- **Problem details**
Each entry should be quoted word for word, including every mark of punctuation.

- **Excerpted records**
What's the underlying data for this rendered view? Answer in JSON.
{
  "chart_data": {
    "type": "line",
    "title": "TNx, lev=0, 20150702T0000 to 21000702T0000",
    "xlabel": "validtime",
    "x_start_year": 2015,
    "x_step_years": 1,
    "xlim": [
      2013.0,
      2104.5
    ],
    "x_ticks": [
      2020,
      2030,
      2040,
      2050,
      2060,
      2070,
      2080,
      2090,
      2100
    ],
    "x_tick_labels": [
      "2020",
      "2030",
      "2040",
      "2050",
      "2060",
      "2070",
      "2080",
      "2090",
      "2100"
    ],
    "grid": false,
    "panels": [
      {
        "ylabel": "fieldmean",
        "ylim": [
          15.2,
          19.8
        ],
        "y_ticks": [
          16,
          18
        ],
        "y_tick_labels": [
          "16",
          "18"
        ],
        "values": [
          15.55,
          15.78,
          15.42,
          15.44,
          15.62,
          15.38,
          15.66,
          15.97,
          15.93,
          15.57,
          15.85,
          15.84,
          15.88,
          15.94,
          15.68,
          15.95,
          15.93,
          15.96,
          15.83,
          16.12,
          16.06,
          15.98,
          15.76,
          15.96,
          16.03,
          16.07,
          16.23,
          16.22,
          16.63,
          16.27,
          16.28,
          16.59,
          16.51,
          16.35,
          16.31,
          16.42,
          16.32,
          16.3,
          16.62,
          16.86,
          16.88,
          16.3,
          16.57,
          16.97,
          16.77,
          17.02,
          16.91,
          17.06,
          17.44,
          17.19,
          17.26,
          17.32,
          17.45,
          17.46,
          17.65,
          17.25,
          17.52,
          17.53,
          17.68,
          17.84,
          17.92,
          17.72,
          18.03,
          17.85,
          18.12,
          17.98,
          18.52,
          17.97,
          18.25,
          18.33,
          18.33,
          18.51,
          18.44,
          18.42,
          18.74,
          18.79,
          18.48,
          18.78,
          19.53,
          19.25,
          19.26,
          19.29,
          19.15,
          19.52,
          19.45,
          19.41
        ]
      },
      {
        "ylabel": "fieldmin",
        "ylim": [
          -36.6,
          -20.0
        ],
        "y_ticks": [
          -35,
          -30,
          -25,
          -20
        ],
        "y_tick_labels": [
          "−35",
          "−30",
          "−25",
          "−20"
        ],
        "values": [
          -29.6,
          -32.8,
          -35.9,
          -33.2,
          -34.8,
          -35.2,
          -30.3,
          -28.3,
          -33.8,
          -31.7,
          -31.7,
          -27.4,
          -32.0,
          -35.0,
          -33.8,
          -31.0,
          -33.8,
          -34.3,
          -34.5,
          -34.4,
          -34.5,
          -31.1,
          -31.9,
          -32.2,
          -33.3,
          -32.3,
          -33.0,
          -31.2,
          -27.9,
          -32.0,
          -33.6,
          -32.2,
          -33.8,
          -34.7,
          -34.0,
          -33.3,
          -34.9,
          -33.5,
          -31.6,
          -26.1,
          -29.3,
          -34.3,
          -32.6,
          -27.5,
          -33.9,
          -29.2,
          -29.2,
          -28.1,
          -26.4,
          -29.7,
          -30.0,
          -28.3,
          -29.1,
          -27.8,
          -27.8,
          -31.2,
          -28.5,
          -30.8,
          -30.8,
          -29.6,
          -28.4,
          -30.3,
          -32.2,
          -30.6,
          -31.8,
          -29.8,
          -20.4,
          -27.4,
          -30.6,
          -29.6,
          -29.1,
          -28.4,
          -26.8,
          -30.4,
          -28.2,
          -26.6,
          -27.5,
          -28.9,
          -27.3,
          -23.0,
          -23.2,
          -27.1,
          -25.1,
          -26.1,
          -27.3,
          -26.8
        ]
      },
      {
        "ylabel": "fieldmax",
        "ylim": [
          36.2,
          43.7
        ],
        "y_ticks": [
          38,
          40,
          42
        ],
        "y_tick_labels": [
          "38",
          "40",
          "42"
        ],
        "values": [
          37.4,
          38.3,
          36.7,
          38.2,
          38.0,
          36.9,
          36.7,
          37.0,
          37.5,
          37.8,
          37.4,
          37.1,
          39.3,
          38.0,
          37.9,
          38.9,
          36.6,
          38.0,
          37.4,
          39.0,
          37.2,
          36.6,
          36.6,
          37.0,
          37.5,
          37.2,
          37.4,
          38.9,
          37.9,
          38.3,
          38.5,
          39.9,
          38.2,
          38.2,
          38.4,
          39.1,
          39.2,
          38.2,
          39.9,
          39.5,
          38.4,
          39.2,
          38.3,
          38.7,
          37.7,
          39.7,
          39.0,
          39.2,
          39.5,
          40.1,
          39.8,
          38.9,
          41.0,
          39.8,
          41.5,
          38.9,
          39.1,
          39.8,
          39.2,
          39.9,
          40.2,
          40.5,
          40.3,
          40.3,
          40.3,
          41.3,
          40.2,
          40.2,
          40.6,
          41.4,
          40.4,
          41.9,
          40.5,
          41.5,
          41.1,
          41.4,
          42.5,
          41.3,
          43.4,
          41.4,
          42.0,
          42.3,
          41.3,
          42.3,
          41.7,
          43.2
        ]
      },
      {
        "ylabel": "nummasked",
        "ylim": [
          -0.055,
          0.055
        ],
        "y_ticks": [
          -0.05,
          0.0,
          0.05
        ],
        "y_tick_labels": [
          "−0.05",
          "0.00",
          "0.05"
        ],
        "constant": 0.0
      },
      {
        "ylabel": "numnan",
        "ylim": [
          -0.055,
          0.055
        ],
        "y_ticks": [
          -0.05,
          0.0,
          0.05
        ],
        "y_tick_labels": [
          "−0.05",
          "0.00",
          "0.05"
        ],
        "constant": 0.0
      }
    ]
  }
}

- **Answer to this problem**
What's the underlying data for this rendered view? Answer in JSON.
{
  "chart_data": {
    "type": "line",
    "title": "TNx, lev=0, 20150702T0000 to 21000702T0000",
    "xlabel": "validtime",
    "x_start_year": 2015,
    "x_step_years": 1,
    "xlim": [
      2013.0,
      2104.5
    ],
    "x_ticks": [
      2020,
      2030,
      2040,
      2050,
      2060,
      2070,
      2080,
      2090,
      2100
    ],
    "x_tick_labels": [
      "2020",
      "2030",
      "2040",
      "2050",
      "2060",
      "2070",
      "2080",
      "2090",
      "2100"
    ],
    "grid": false,
    "panels": [
      {
        "ylabel": "fieldmean",
        "ylim": [
          15.2,
          19.8
        ],
        "y_ticks": [
          16,
          18
        ],
        "y_tick_labels": [
          "16",
          "18"
        ],
        "values": [
          15.55,
          15.78,
          15.42,
          15.44,
          15.62,
          15.38,
          15.66,
          15.97,
          15.93,
          15.57,
          15.85,
          15.84,
          15.88,
          15.94,
          15.68,
          15.95,
          15.93,
          15.96,
          15.83,
          16.12,
          16.06,
          15.98,
          15.76,
          15.96,
          16.03,
          16.07,
          16.23,
          16.22,
          16.63,
          16.27,
          16.28,
          16.59,
          16.51,
          16.35,
          16.31,
          16.42,
          16.32,
          16.3,
          16.62,
          16.86,
          16.88,
          16.3,
          16.57,
          16.97,
          16.77,
          17.02,
          16.91,
          17.06,
          17.44,
          17.19,
          17.26,
          17.32,
          17.45,
          17.46,
          17.65,
          17.25,
          17.52,
          17.53,
          17.68,
          17.84,
          17.92,
          17.72,
          18.03,
          17.85,
          18.12,
          17.98,
          18.52,
          17.97,
          18.25,
          18.33,
          18.33,
          18.51,
          18.44,
          18.42,
          18.74,
          18.79,
          18.48,
          18.78,
          19.53,
          19.25,
          19.26,
          19.29,
          19.15,
          19.52,
          19.45,
          19.41
        ]
      },
      {
        "ylabel": "fieldmin",
        "ylim": [
          -36.6,
          -20.0
        ],
        "y_ticks": [
          -35,
          -30,
          -25,
          -20
        ],
        "y_tick_labels": [
          "−35",
          "−30",
          "−25",
          "−20"
        ],
        "values": [
          -29.6,
          -32.8,
          -35.9,
          -33.2,
          -34.8,
          -35.2,
          -30.3,
          -28.3,
          -33.8,
          -31.7,
          -31.7,
          -27.4,
          -32.0,
          -35.0,
          -33.8,
          -31.0,
          -33.8,
          -34.3,
          -34.5,
          -34.4,
          -34.5,
          -31.1,
          -31.9,
          -32.2,
          -33.3,
          -32.3,
          -33.0,
          -31.2,
          -27.9,
          -32.0,
          -33.6,
          -32.2,
          -33.8,
          -34.7,
          -34.0,
          -33.3,
          -34.9,
          -33.5,
          -31.6,
          -26.1,
          -29.3,
          -34.3,
          -32.6,
          -27.5,
          -33.9,
          -29.2,
          -29.2,
          -28.1,
          -26.4,
          -29.7,
          -30.0,
          -28.3,
          -29.1,
          -27.8,
          -27.8,
          -31.2,
          -28.5,
          -30.8,
          -30.8,
          -29.6,
          -28.4,
          -30.3,
          -32.2,
          -30.6,
          -31.8,
          -29.8,
          -20.4,
          -27.4,
          -30.6,
          -29.6,
          -29.1,
          -28.4,
          -26.8,
          -30.4,
          -28.2,
          -26.6,
          -27.5,
          -28.9,
          -27.3,
          -23.0,
          -23.2,
          -27.1,
          -25.1,
          -26.1,
          -27.3,
          -26.8
        ]
      },
      {
        "ylabel": "fieldmax",
        "ylim": [
          36.2,
          43.7
        ],
        "y_ticks": [
          38,
          40,
          42
        ],
        "y_tick_labels": [
          "38",
          "40",
          "42"
        ],
        "values": [
          37.4,
          38.3,
          36.7,
          38.2,
          38.0,
          36.9,
          36.7,
          37.0,
          37.5,
          37.8,
          37.4,
          37.1,
          39.3,
          38.0,
          37.9,
          38.9,
          36.6,
          38.0,
          37.4,
          39.0,
          37.2,
          36.6,
          36.6,
          37.0,
          37.5,
          37.2,
          37.4,
          38.9,
          37.9,
          38.3,
          38.5,
          39.9,
          38.2,
          38.2,
          38.4,
          39.1,
          39.2,
          38.2,
          39.9,
          39.5,
          38.4,
          39.2,
          38.3,
          38.7,
          37.7,
          39.7,
          39.0,
          39.2,
          39.5,
          40.1,
          39.8,
          38.9,
          41.0,
          39.8,
          41.5,
          38.9,
          39.1,
          39.8,
          39.2,
          39.9,
          40.2,
          40.5,
          40.3,
          40.3,
          40.3,
          41.3,
          40.2,
          40.2,
          40.6,
          41.4,
          40.4,
          41.9,
          40.5,
          41.5,
          41.1,
          41.4,
          42.5,
          41.3,
          43.4,
          41.4,
          42.0,
          42.3,
          41.3,
          42.3,
          41.7,
          43.2
        ]
      },
      {
        "ylabel": "nummasked",
        "ylim": [
          -0.055,
          0.055
        ],
        "y_ticks": [
          -0.05,
          0.0,
          0.05
        ],
        "y_tick_labels": [
          "−0.05",
          "0.00",
          "0.05"
        ],
        "constant": 0.0
      },
      {
        "ylabel": "numnan",
        "ylim": [
          -0.055,
          0.055
        ],
        "y_ticks": [
          -0.05,
          0.0,
          0.05
        ],
        "y_tick_labels": [
          "−0.05",
          "0.00",
          "0.05"
        ],
        "constant": 0.0
      }
    ]
  }
}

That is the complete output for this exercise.